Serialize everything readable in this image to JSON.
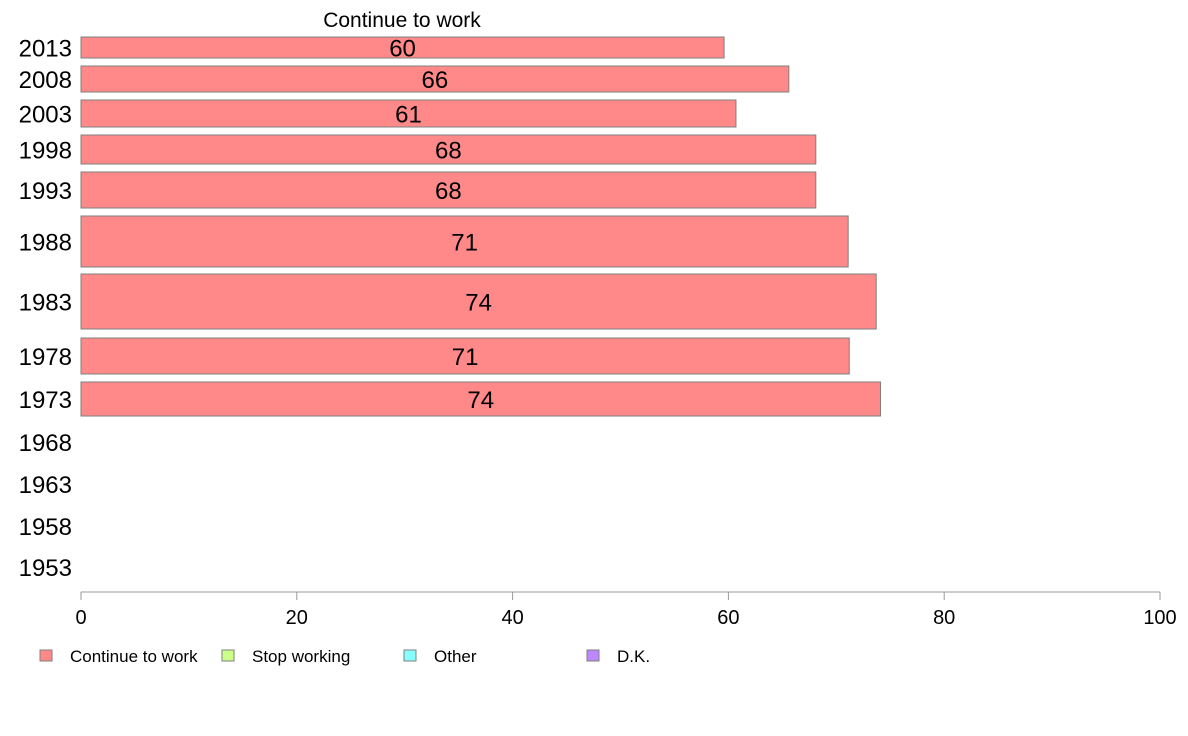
{
  "chart_data": {
    "type": "bar",
    "orientation": "horizontal",
    "title": "Continue to work",
    "categories": [
      "2013",
      "2008",
      "2003",
      "1998",
      "1993",
      "1988",
      "1983",
      "1978",
      "1973",
      "1968",
      "1963",
      "1958",
      "1953"
    ],
    "series": [
      {
        "name": "Continue to work",
        "color": "#ff8888",
        "values": [
          59.6,
          65.6,
          60.7,
          68.1,
          68.1,
          71.1,
          73.7,
          71.2,
          74.1,
          null,
          null,
          null,
          null
        ],
        "labels": [
          "60",
          "66",
          "61",
          "68",
          "68",
          "71",
          "74",
          "71",
          "74",
          null,
          null,
          null,
          null
        ]
      }
    ],
    "legend": [
      {
        "name": "Continue to work",
        "color": "#ff8888"
      },
      {
        "name": "Stop working",
        "color": "#ccff88"
      },
      {
        "name": "Other",
        "color": "#88ffff"
      },
      {
        "name": "D.K.",
        "color": "#bb88ff"
      }
    ],
    "xticks": [
      "0",
      "20",
      "40",
      "60",
      "80",
      "100"
    ],
    "xlim": [
      0,
      100
    ],
    "legend_position": "bottom",
    "grid": false
  }
}
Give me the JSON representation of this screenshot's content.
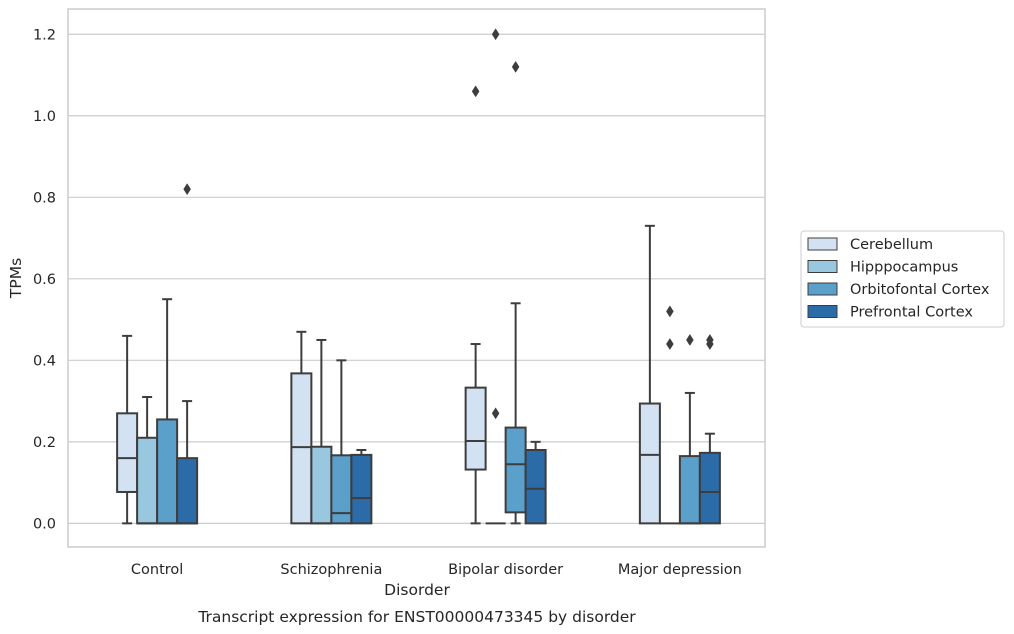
{
  "chart_data": {
    "type": "box",
    "caption": "Transcript expression for ENST00000473345 by disorder",
    "xlabel": "Disorder",
    "ylabel": "TPMs",
    "ylim": [
      -0.058,
      1.262
    ],
    "yticks": [
      0.0,
      0.2,
      0.4,
      0.6,
      0.8,
      1.0,
      1.2
    ],
    "ytick_labels": [
      "0.0",
      "0.2",
      "0.4",
      "0.6",
      "0.8",
      "1.0",
      "1.2"
    ],
    "grid": "horizontal",
    "legend_position": "right",
    "categories": [
      "Control",
      "Schizophrenia",
      "Bipolar disorder",
      "Major depression"
    ],
    "series": [
      {
        "name": "Cerebellum",
        "color": "#d2e2f2",
        "boxes": [
          {
            "whislo": 0.0,
            "q1": 0.077,
            "med": 0.16,
            "q3": 0.27,
            "whishi": 0.46,
            "fliers": []
          },
          {
            "whislo": 0.0,
            "q1": 0.0,
            "med": 0.187,
            "q3": 0.368,
            "whishi": 0.47,
            "fliers": []
          },
          {
            "whislo": 0.0,
            "q1": 0.132,
            "med": 0.202,
            "q3": 0.333,
            "whishi": 0.44,
            "fliers": [
              1.06
            ]
          },
          {
            "whislo": 0.0,
            "q1": 0.0,
            "med": 0.168,
            "q3": 0.294,
            "whishi": 0.73,
            "fliers": []
          }
        ]
      },
      {
        "name": "Hipppocampus",
        "color": "#9ac7e0",
        "boxes": [
          {
            "whislo": 0.0,
            "q1": 0.0,
            "med": 0.0,
            "q3": 0.21,
            "whishi": 0.31,
            "fliers": []
          },
          {
            "whislo": 0.0,
            "q1": 0.0,
            "med": 0.0,
            "q3": 0.188,
            "whishi": 0.45,
            "fliers": []
          },
          {
            "whislo": 0.0,
            "q1": 0.0,
            "med": 0.0,
            "q3": 0.0,
            "whishi": 0.0,
            "fliers": [
              0.27,
              1.2
            ]
          },
          {
            "whislo": 0.0,
            "q1": 0.0,
            "med": 0.0,
            "q3": 0.0,
            "whishi": 0.0,
            "fliers": [
              0.44,
              0.52
            ]
          }
        ]
      },
      {
        "name": "Orbitofontal Cortex",
        "color": "#5b9fcb",
        "boxes": [
          {
            "whislo": 0.0,
            "q1": 0.0,
            "med": 0.0,
            "q3": 0.255,
            "whishi": 0.55,
            "fliers": []
          },
          {
            "whislo": 0.0,
            "q1": 0.0,
            "med": 0.025,
            "q3": 0.167,
            "whishi": 0.4,
            "fliers": []
          },
          {
            "whislo": 0.0,
            "q1": 0.027,
            "med": 0.145,
            "q3": 0.235,
            "whishi": 0.54,
            "fliers": [
              1.12
            ]
          },
          {
            "whislo": 0.0,
            "q1": 0.0,
            "med": 0.0,
            "q3": 0.165,
            "whishi": 0.32,
            "fliers": [
              0.45
            ]
          }
        ]
      },
      {
        "name": "Prefrontal Cortex",
        "color": "#2b6ca8",
        "boxes": [
          {
            "whislo": 0.0,
            "q1": 0.0,
            "med": 0.0,
            "q3": 0.16,
            "whishi": 0.3,
            "fliers": [
              0.82
            ]
          },
          {
            "whislo": 0.0,
            "q1": 0.0,
            "med": 0.062,
            "q3": 0.168,
            "whishi": 0.18,
            "fliers": []
          },
          {
            "whislo": 0.0,
            "q1": 0.0,
            "med": 0.085,
            "q3": 0.18,
            "whishi": 0.2,
            "fliers": []
          },
          {
            "whislo": 0.0,
            "q1": 0.0,
            "med": 0.077,
            "q3": 0.173,
            "whishi": 0.22,
            "fliers": [
              0.44,
              0.45
            ]
          }
        ]
      }
    ]
  }
}
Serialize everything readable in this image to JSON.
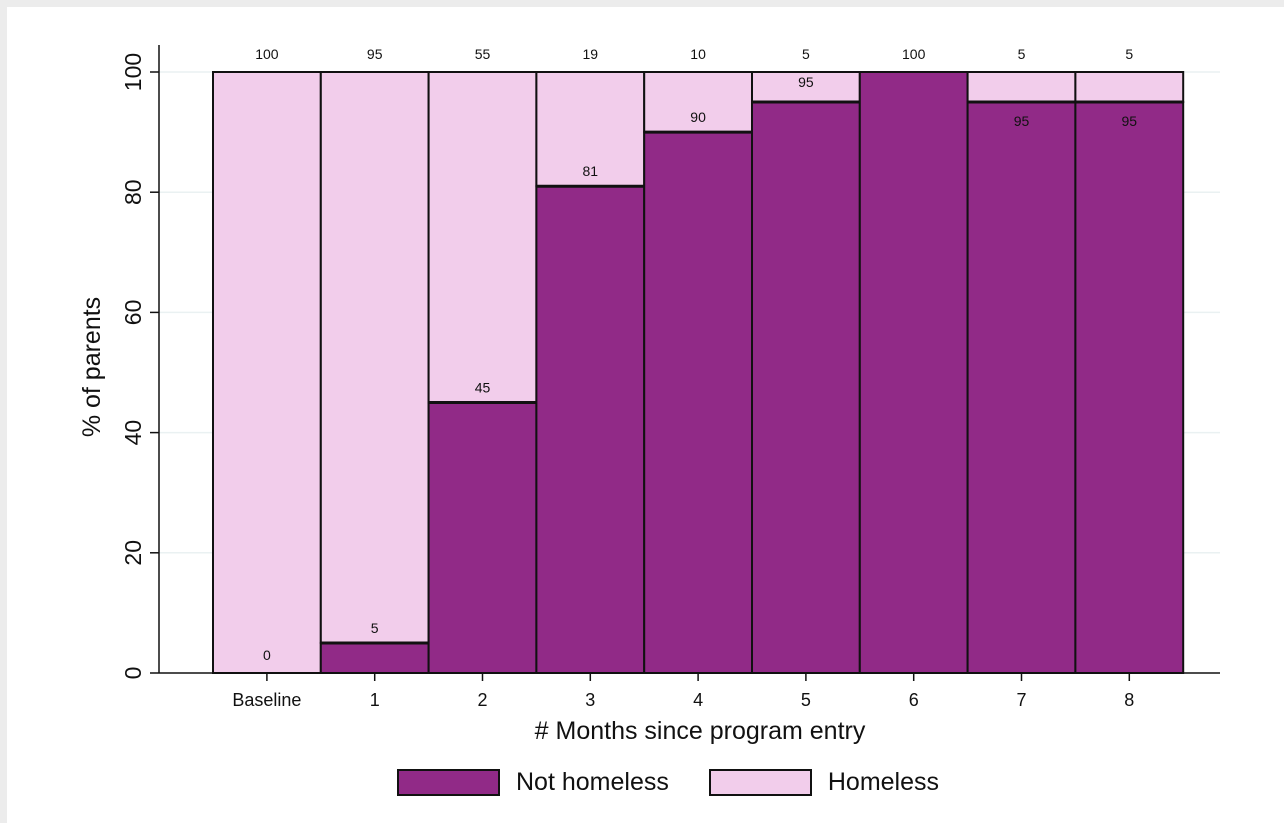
{
  "chart_data": {
    "type": "bar",
    "stacked": true,
    "categories": [
      "Baseline",
      "1",
      "2",
      "3",
      "4",
      "5",
      "6",
      "7",
      "8"
    ],
    "series": [
      {
        "name": "Not homeless",
        "values": [
          0,
          5,
          45,
          81,
          90,
          95,
          100,
          95,
          95
        ],
        "color": "#912a87"
      },
      {
        "name": "Homeless",
        "values": [
          100,
          95,
          55,
          19,
          10,
          5,
          0,
          5,
          5
        ],
        "color": "#f2cdeb"
      }
    ],
    "top_labels": [
      "100",
      "95",
      "55",
      "19",
      "10",
      "5",
      "100",
      "5",
      "5"
    ],
    "boundary_labels": [
      "0",
      "5",
      "45",
      "81",
      "90",
      "95",
      "",
      "95",
      "95"
    ],
    "xlabel": "# Months since program entry",
    "ylabel": "% of parents",
    "ylim": [
      0,
      100
    ],
    "yticks": [
      0,
      20,
      40,
      60,
      80,
      100
    ],
    "grid": true,
    "legend_position": "bottom"
  }
}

To be done – Above are the records. Identify each line that contains the word "horizontal".

Task result –
    "orientation": "horizontal",
    "grid": "horizontal",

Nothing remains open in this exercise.